Find the string "frac" in the data, then copy every line where it is found.

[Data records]
┌──

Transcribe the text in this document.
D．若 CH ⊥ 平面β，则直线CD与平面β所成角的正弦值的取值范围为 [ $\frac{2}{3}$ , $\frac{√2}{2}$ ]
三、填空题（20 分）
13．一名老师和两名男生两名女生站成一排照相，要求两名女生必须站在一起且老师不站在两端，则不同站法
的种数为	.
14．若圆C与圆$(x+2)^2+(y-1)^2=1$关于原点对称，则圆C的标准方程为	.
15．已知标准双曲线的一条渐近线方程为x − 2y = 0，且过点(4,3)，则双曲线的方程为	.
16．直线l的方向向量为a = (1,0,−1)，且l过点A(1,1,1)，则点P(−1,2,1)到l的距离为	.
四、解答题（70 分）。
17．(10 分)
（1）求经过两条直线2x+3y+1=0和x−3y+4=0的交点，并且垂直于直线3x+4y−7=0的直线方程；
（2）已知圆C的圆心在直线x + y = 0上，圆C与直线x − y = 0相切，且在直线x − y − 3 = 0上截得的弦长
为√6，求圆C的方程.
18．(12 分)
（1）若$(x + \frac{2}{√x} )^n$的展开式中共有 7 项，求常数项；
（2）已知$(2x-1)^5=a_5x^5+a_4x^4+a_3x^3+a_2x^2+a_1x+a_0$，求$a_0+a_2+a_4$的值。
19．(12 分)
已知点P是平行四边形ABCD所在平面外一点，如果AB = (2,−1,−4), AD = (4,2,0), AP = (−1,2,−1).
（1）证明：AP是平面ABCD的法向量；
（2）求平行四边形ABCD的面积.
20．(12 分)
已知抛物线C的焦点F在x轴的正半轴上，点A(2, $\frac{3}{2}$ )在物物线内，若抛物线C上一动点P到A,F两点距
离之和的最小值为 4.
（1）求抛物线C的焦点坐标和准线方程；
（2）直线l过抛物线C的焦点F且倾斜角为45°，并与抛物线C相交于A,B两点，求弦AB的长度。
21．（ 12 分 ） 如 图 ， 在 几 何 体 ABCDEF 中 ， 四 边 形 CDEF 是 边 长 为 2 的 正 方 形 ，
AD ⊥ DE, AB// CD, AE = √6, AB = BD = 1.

└──

_THE SOLUTION:_
D．若 CH ⊥ 平面β，则直线CD与平面β所成角的正弦值的取值范围为 [ $\frac{2}{3}$ , $\frac{√2}{2}$ ]
（1）若$(x + \frac{2}{√x} )^n$的展开式中共有 7 项，求常数项；
已知抛物线C的焦点F在x轴的正半轴上，点A(2, $\frac{3}{2}$ )在物物线内，若抛物线C上一动点P到A,F两点距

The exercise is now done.